Filter these entries, keeping only lines that hold the word "specific".
#####
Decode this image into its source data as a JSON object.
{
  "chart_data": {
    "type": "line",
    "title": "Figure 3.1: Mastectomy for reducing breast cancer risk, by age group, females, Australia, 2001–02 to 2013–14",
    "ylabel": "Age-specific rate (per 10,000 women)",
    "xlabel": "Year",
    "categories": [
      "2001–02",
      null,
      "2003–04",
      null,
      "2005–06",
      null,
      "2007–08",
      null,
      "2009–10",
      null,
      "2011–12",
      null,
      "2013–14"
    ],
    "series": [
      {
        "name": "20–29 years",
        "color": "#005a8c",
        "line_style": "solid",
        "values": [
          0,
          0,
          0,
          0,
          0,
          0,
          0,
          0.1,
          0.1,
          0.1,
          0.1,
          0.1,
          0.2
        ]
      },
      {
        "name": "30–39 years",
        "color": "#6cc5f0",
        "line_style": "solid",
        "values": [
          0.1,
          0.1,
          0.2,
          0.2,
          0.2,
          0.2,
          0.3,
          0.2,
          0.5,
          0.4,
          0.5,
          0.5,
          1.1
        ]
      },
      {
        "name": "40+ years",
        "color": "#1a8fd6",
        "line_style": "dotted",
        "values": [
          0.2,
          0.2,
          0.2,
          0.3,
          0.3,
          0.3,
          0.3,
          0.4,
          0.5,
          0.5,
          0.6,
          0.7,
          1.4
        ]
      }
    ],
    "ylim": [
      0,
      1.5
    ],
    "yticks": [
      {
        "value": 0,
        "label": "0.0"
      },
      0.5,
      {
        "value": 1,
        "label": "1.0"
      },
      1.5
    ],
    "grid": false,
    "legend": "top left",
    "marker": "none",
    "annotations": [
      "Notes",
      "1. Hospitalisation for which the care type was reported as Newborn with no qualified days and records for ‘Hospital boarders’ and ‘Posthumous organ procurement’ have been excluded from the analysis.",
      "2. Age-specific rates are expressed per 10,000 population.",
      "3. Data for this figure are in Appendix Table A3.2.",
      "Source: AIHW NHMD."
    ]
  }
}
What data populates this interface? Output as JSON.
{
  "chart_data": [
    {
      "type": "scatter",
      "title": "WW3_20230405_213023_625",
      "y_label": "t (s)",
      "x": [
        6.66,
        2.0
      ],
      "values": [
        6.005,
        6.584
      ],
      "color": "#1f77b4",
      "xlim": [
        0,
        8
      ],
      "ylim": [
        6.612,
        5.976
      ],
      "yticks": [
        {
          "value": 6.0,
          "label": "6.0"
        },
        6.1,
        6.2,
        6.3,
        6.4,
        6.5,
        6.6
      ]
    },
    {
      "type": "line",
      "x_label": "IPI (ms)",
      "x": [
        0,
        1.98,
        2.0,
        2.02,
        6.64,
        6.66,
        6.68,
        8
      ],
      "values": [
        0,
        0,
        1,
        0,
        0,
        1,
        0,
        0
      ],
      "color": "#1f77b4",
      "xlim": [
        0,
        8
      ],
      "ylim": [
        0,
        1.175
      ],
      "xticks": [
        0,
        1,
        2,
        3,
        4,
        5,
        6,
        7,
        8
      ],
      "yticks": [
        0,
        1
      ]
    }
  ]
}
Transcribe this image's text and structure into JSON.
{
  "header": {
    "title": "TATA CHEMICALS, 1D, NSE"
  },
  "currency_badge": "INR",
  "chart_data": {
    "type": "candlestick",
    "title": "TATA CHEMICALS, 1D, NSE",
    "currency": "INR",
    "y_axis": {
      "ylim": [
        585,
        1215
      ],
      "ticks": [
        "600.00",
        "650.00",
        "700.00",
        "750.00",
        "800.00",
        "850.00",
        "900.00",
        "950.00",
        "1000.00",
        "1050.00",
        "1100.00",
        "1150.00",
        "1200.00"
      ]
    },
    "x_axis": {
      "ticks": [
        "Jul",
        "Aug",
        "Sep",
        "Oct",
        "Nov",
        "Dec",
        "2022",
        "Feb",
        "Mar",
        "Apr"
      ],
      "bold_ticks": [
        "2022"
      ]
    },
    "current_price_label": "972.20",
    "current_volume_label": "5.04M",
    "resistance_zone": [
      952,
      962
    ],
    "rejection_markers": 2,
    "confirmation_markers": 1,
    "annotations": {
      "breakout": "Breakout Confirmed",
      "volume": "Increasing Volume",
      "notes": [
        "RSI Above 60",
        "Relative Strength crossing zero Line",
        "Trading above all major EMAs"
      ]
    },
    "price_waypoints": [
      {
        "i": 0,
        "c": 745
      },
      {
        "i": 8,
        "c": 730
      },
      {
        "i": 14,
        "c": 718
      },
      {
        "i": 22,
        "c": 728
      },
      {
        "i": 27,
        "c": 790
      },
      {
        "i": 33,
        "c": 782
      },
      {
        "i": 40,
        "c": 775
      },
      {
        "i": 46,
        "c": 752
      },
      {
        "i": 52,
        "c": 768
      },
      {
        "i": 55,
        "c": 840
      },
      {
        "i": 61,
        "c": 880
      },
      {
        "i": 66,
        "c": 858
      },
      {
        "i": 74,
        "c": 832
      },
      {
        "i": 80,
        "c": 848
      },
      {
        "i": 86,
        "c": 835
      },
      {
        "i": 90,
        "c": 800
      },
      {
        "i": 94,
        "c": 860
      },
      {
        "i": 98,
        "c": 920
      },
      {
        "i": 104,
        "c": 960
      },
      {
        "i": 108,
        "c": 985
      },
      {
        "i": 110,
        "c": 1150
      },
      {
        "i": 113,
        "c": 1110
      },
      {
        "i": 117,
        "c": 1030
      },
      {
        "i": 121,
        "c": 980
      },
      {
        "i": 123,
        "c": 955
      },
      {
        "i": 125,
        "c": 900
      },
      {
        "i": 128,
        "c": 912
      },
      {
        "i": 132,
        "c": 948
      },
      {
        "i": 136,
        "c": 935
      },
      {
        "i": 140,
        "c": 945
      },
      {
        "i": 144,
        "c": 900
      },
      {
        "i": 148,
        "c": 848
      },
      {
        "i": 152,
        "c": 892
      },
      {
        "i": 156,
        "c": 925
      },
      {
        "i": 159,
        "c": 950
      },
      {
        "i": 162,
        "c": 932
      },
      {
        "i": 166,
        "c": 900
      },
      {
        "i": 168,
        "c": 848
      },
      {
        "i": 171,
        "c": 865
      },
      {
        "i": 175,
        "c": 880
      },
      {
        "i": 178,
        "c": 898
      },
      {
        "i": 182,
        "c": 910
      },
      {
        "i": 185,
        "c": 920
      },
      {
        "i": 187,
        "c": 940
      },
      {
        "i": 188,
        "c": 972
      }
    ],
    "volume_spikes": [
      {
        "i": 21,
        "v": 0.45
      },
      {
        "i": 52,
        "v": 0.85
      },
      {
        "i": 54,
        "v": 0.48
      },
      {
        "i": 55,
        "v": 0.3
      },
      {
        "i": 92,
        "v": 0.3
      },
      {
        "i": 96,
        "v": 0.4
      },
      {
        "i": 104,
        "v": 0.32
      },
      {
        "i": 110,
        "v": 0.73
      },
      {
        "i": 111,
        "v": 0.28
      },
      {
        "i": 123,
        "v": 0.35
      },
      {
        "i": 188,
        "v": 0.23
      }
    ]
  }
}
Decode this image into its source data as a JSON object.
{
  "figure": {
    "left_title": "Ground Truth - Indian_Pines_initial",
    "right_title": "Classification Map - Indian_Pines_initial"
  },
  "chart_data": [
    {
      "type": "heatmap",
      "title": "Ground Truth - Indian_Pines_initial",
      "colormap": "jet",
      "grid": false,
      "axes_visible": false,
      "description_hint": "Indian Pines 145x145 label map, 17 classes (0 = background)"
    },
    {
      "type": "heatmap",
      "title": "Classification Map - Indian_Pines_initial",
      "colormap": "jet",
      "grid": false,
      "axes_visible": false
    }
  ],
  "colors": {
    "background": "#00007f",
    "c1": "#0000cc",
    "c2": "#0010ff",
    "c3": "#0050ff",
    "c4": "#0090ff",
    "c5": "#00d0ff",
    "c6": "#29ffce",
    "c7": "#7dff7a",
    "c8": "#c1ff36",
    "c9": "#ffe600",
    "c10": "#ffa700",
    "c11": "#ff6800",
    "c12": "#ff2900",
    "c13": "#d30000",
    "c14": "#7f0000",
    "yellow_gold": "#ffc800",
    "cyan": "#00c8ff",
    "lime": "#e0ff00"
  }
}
#####
# RESULT OF THIS EXERCISE
    "ylabel": "Age-specific rate (per 10,000 women)",
      "2. Age-specific rates are expressed per 10,000 population.",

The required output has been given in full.